- [Your task]: Copy out each line of the material below that holds the string "Stock".

--- Data section ---

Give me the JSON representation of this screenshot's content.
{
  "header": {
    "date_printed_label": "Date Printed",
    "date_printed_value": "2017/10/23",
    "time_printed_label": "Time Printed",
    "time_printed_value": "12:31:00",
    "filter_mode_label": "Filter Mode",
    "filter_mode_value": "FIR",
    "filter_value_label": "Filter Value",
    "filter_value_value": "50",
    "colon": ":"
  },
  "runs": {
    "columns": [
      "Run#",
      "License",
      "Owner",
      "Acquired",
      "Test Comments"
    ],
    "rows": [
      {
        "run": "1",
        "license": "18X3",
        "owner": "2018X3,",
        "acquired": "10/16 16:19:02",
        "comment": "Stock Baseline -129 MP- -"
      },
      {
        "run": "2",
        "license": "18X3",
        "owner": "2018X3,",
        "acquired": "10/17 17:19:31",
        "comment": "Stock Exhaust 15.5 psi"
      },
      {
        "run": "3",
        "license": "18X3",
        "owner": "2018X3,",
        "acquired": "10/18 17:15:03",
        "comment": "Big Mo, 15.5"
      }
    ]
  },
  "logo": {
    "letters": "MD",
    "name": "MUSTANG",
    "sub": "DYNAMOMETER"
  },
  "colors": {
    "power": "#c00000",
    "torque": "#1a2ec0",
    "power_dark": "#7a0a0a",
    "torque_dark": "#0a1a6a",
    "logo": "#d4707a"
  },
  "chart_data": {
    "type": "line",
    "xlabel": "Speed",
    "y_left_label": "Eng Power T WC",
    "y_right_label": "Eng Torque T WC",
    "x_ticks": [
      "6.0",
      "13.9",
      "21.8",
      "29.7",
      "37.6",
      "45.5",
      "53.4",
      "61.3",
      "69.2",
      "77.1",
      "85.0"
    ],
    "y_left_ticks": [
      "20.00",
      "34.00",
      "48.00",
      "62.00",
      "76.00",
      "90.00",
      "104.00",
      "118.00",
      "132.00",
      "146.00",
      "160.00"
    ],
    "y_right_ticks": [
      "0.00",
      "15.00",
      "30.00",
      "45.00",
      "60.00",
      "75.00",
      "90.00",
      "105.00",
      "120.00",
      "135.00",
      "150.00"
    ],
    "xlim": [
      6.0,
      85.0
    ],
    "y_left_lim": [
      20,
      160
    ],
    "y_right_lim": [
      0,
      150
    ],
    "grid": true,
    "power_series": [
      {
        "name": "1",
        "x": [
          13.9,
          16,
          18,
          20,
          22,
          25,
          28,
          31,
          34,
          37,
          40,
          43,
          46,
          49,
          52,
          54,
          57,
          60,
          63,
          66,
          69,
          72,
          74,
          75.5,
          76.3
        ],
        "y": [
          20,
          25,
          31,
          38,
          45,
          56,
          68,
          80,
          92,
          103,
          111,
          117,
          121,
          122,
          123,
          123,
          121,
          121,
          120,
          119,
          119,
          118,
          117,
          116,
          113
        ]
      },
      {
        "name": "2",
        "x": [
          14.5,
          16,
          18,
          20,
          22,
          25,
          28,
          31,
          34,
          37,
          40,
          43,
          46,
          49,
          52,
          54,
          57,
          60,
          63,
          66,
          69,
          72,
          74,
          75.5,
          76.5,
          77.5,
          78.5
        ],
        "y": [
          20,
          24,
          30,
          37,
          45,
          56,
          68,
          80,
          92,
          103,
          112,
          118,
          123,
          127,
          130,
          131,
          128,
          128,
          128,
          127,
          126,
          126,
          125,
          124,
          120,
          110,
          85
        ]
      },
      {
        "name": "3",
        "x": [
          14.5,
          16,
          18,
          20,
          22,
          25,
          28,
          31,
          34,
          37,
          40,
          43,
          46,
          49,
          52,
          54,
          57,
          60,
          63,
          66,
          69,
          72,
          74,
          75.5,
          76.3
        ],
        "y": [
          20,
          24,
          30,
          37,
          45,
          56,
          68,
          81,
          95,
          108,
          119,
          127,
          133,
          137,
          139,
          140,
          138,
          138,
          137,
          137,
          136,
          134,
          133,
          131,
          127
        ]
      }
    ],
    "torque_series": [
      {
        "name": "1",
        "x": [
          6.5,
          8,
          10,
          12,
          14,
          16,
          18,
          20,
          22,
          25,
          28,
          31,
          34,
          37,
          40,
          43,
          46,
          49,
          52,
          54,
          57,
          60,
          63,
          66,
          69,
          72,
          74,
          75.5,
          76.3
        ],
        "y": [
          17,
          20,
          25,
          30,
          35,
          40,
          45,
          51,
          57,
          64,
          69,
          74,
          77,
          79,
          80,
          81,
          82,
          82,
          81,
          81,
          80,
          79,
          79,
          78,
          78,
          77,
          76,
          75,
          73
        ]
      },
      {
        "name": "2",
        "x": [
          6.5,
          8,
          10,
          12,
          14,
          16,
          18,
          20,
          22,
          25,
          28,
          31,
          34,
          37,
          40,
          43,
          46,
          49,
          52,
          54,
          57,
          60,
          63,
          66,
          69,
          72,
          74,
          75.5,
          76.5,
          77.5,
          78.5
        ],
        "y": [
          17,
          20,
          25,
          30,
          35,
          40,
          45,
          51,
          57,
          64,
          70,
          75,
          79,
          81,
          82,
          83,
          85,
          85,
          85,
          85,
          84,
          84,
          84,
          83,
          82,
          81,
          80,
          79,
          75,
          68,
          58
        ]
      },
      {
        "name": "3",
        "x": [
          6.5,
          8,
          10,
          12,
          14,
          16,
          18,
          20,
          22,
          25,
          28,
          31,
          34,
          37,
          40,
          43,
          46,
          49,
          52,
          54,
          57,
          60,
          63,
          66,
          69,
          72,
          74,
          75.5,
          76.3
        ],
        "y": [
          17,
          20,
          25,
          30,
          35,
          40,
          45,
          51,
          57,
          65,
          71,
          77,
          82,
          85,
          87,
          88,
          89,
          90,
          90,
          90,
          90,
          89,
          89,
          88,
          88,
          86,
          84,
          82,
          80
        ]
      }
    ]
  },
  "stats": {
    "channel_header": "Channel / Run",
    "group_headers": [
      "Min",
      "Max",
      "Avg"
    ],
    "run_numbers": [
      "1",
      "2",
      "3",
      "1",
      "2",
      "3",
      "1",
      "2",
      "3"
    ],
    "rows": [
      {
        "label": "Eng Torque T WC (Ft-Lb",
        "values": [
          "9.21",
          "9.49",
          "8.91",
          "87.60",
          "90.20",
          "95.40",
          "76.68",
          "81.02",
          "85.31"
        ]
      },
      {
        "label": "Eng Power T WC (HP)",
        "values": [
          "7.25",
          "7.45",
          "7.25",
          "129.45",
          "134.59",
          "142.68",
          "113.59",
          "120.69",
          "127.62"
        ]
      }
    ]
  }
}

---

- [Exercise output]:
        "comment": "Stock Baseline -129 MP- -"
        "comment": "Stock Exhaust 15.5 psi"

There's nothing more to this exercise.